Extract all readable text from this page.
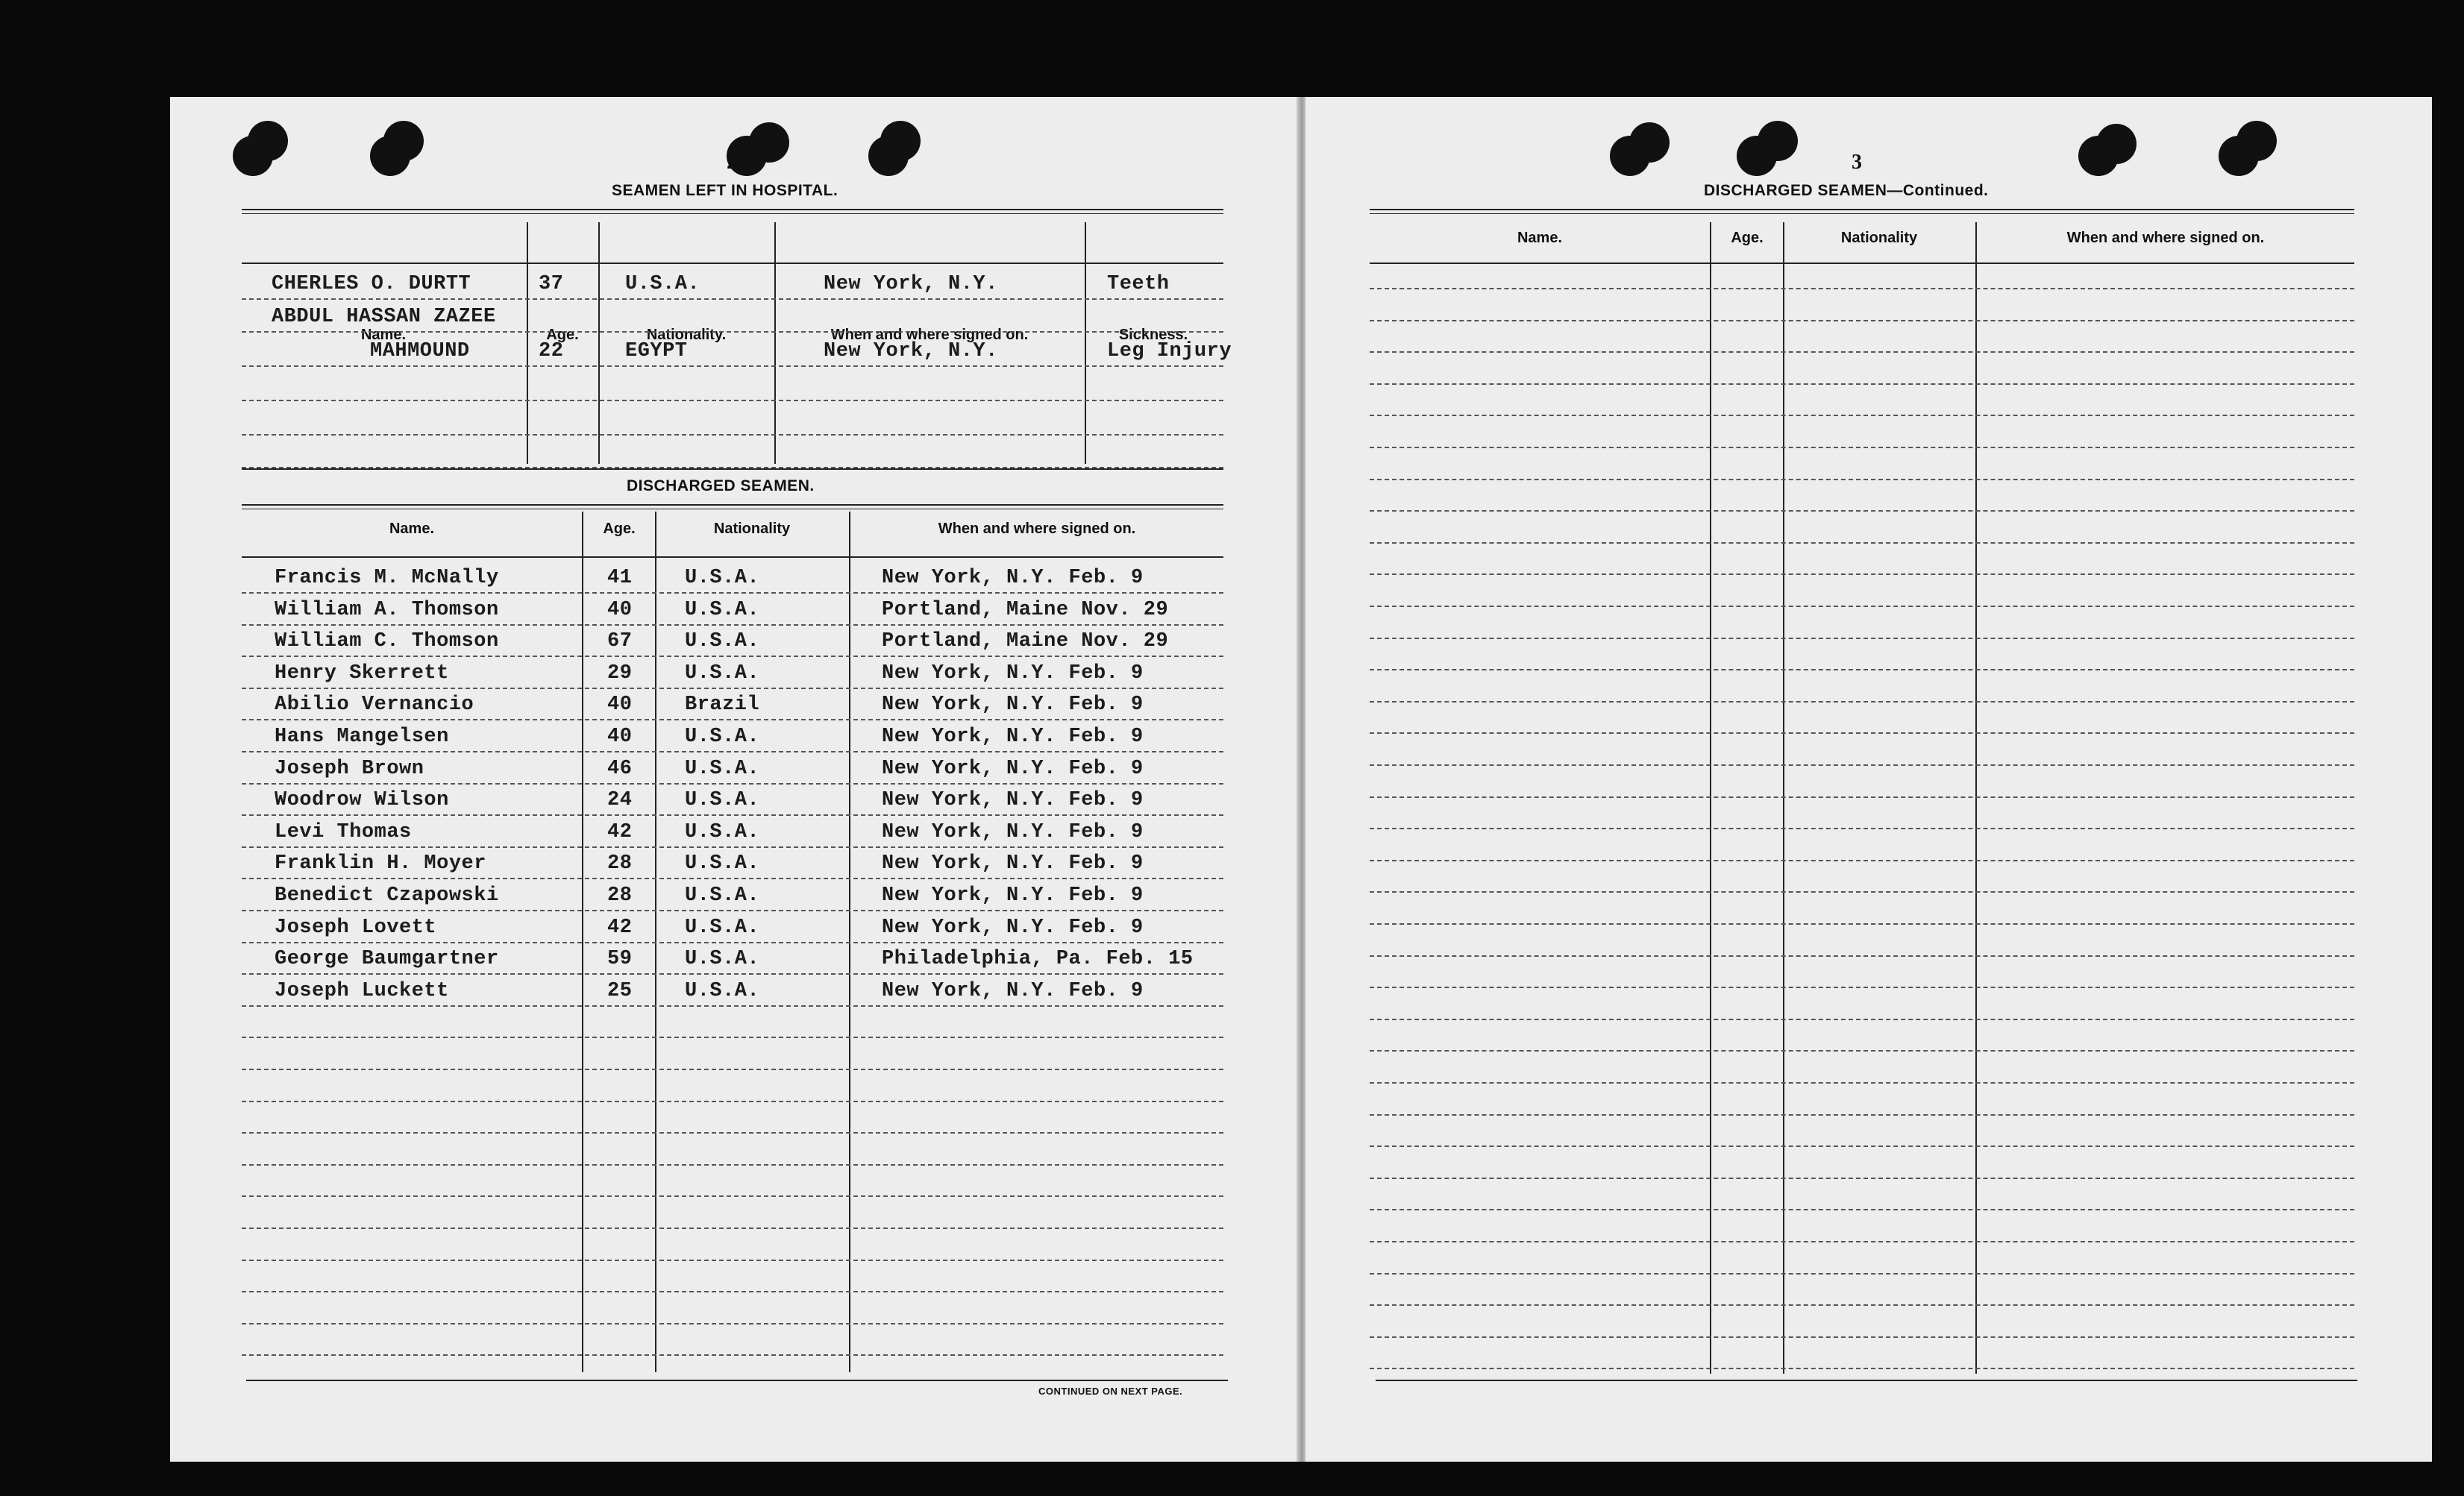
2
SEAMEN LEFT IN HOSPITAL.
Name.	Age.	Nationality.	When and where signed on.	Sickness.
DISCHARGED SEAMEN.
Name.	Age.	Nationality	When and where signed on.
CONTINUED ON NEXT PAGE.
CHERLES O. DURTT	37	U.S.A.	New York, N.Y.	Teeth
ABDUL HASSAN ZAZEE
MAHMOUND	22	EGYPT	New York, N.Y.	Leg Injury
Francis M. McNally	41	U.S.A.	New York, N.Y. Feb. 9
William A. Thomson	40	U.S.A.	Portland, Maine Nov. 29
William C. Thomson	67	U.S.A.	Portland, Maine Nov. 29
Henry Skerrett	29	U.S.A.	New York, N.Y. Feb. 9
Abilio Vernancio	40	Brazil	New York, N.Y. Feb. 9
Hans Mangelsen	40	U.S.A.	New York, N.Y. Feb. 9
Joseph Brown	46	U.S.A.	New York, N.Y. Feb. 9
Woodrow Wilson	24	U.S.A.	New York, N.Y. Feb. 9
Levi Thomas	42	U.S.A.	New York, N.Y. Feb. 9
Franklin H. Moyer	28	U.S.A.	New York, N.Y. Feb. 9
Benedict Czapowski	28	U.S.A.	New York, N.Y. Feb. 9
Joseph Lovett	42	U.S.A.	New York, N.Y. Feb. 9
George Baumgartner	59	U.S.A.	Philadelphia, Pa. Feb. 15
Joseph Luckett	25	U.S.A.	New York, N.Y. Feb. 9
3
DISCHARGED SEAMEN—Continued.
Name.	Age.	Nationality	When and where signed on.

WRITTEN REQUEST
All records must be output exactly as they are, except for the pictures, which are left out.

REPLY
Extract all readable text from this page.
2
SEAMEN LEFT IN HOSPITAL.
Name.	Age.	Nationality.	When and where signed on.	Sickness.
DISCHARGED SEAMEN.
Name.	Age.	Nationality	When and where signed on.
CONTINUED ON NEXT PAGE.
CHERLES O. DURTT	37	U.S.A.	New York, N.Y.	Teeth
ABDUL HASSAN ZAZEE
MAHMOUND	22	EGYPT	New York, N.Y.	Leg Injury
Francis M. McNally	41	U.S.A.	New York, N.Y. Feb. 9
William A. Thomson	40	U.S.A.	Portland, Maine Nov. 29
William C. Thomson	67	U.S.A.	Portland, Maine Nov. 29
Henry Skerrett	29	U.S.A.	New York, N.Y. Feb. 9
Abilio Vernancio	40	Brazil	New York, N.Y. Feb. 9
Hans Mangelsen	40	U.S.A.	New York, N.Y. Feb. 9
Joseph Brown	46	U.S.A.	New York, N.Y. Feb. 9
Woodrow Wilson	24	U.S.A.	New York, N.Y. Feb. 9
Levi Thomas	42	U.S.A.	New York, N.Y. Feb. 9
Franklin H. Moyer	28	U.S.A.	New York, N.Y. Feb. 9
Benedict Czapowski	28	U.S.A.	New York, N.Y. Feb. 9
Joseph Lovett	42	U.S.A.	New York, N.Y. Feb. 9
George Baumgartner	59	U.S.A.	Philadelphia, Pa. Feb. 15
Joseph Luckett	25	U.S.A.	New York, N.Y. Feb. 9
3
DISCHARGED SEAMEN—Continued.
Name.	Age.	Nationality	When and where signed on.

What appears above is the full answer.